--- Begin THE DATA ---

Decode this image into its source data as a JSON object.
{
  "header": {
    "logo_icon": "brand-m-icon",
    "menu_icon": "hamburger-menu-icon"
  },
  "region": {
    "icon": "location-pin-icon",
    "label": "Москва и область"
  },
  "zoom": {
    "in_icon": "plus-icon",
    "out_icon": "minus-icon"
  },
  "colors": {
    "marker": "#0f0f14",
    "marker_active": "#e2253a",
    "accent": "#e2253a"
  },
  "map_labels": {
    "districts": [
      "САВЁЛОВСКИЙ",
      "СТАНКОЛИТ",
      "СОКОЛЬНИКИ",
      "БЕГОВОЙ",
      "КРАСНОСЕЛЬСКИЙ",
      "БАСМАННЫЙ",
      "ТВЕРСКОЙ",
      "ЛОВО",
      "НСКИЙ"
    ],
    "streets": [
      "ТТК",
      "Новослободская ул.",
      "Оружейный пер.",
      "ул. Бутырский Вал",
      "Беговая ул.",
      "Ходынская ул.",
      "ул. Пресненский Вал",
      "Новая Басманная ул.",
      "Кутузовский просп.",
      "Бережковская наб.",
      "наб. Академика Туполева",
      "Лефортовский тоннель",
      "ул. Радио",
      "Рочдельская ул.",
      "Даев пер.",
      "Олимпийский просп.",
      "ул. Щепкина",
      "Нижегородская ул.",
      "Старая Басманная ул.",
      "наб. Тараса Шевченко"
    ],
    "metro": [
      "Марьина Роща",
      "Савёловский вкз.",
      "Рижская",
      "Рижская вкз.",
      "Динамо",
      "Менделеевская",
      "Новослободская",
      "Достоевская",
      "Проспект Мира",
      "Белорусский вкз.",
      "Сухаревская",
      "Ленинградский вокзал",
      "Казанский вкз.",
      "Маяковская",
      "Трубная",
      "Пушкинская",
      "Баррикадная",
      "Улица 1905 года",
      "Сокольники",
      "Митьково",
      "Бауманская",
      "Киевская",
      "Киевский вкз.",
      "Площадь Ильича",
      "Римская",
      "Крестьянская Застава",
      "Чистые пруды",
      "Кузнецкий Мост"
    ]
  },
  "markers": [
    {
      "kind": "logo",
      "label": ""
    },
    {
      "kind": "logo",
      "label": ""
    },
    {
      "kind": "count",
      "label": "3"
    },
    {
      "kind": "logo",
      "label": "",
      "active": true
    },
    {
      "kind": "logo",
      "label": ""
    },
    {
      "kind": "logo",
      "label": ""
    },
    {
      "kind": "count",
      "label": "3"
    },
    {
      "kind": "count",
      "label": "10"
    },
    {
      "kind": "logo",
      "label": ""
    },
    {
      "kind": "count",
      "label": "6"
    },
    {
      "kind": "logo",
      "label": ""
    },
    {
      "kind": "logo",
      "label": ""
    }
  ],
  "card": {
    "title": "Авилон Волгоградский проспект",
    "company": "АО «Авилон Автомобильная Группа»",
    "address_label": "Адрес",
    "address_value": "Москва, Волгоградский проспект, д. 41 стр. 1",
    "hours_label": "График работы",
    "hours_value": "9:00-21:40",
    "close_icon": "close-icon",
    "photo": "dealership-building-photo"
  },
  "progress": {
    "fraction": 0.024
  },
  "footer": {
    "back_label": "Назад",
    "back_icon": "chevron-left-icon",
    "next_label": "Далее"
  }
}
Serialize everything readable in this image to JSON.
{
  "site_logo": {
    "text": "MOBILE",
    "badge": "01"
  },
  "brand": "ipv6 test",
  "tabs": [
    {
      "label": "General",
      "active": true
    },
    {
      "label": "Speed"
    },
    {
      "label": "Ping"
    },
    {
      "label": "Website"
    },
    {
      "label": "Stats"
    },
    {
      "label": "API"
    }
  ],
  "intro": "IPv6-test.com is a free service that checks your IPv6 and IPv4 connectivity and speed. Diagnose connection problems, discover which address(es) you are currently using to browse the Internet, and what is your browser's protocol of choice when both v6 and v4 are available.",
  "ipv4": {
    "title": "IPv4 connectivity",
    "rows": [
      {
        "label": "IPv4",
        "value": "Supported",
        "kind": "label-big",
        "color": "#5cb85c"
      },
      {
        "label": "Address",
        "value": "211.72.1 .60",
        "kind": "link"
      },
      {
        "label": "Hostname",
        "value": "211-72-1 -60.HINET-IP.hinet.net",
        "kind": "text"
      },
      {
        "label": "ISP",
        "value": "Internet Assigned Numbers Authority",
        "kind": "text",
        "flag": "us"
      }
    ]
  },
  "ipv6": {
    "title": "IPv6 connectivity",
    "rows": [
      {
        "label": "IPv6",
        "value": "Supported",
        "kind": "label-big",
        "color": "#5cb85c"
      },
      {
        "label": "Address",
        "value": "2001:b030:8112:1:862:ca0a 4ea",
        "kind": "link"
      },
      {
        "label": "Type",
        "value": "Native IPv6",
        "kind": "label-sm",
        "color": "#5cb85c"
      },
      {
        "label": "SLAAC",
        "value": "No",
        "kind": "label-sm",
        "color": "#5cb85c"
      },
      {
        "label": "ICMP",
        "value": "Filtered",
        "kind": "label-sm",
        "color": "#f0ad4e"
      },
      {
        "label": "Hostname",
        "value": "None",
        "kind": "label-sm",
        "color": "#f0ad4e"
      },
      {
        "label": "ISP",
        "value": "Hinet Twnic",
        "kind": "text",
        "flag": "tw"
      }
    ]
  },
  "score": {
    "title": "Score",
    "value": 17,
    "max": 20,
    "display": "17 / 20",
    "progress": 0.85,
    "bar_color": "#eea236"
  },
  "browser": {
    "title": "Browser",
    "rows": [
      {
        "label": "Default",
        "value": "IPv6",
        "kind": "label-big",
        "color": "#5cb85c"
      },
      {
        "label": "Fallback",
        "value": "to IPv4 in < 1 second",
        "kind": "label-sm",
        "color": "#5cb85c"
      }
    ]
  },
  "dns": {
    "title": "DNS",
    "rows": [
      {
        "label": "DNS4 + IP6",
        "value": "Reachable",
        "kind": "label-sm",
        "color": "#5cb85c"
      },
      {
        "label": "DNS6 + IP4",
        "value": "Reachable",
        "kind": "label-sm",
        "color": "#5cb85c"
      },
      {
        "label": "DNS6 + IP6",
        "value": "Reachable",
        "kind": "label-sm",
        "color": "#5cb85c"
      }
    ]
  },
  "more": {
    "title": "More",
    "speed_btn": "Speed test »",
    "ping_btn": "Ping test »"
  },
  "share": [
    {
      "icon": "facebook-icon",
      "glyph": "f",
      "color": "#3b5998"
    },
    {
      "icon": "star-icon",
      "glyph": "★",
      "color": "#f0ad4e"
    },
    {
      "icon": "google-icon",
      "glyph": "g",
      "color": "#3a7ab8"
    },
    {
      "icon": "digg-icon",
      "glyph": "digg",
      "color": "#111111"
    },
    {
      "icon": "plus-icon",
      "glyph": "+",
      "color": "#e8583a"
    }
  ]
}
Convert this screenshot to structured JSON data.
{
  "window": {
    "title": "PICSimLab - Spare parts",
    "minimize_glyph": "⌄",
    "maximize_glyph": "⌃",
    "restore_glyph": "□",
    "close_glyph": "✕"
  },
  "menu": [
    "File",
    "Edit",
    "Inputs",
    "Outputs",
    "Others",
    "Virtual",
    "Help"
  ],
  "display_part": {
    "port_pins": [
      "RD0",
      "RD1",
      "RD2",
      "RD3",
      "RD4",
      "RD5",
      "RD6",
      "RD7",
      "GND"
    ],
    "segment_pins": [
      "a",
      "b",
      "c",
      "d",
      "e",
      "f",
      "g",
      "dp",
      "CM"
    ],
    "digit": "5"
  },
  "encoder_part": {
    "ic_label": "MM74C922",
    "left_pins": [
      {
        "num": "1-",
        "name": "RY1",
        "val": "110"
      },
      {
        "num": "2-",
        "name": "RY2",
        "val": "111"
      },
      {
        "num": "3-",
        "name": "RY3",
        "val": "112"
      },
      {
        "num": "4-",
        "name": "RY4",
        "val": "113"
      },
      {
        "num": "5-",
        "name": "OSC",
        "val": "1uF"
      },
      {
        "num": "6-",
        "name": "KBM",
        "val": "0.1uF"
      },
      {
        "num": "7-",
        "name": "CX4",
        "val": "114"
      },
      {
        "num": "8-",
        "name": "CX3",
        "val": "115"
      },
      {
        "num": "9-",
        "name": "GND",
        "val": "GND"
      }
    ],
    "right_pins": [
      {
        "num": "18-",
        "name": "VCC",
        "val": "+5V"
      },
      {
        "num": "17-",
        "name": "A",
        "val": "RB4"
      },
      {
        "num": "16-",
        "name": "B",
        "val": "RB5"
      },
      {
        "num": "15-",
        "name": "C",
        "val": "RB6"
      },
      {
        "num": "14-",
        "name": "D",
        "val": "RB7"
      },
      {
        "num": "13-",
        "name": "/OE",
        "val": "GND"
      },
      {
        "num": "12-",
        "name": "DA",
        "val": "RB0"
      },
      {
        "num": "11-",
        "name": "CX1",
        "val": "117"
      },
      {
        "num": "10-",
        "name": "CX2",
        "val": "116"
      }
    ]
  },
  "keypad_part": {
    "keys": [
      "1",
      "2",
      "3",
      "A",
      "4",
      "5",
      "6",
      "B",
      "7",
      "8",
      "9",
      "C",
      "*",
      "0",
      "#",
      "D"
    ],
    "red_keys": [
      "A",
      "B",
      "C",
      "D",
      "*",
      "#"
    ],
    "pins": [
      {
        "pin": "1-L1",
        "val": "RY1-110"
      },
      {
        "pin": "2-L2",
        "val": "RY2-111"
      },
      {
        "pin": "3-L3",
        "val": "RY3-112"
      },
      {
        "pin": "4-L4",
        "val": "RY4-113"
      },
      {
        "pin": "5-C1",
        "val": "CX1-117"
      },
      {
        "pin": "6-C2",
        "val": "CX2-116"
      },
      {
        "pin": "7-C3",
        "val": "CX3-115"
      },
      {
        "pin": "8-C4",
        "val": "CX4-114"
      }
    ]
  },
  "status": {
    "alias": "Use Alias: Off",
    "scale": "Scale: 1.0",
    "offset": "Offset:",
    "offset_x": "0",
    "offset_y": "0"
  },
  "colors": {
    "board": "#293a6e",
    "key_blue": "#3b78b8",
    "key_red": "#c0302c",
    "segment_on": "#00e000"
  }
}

--- End THE DATA ---

From the records above, how many lines include the word "JSON"? Only the number is wanted.

§ ANSWER: 3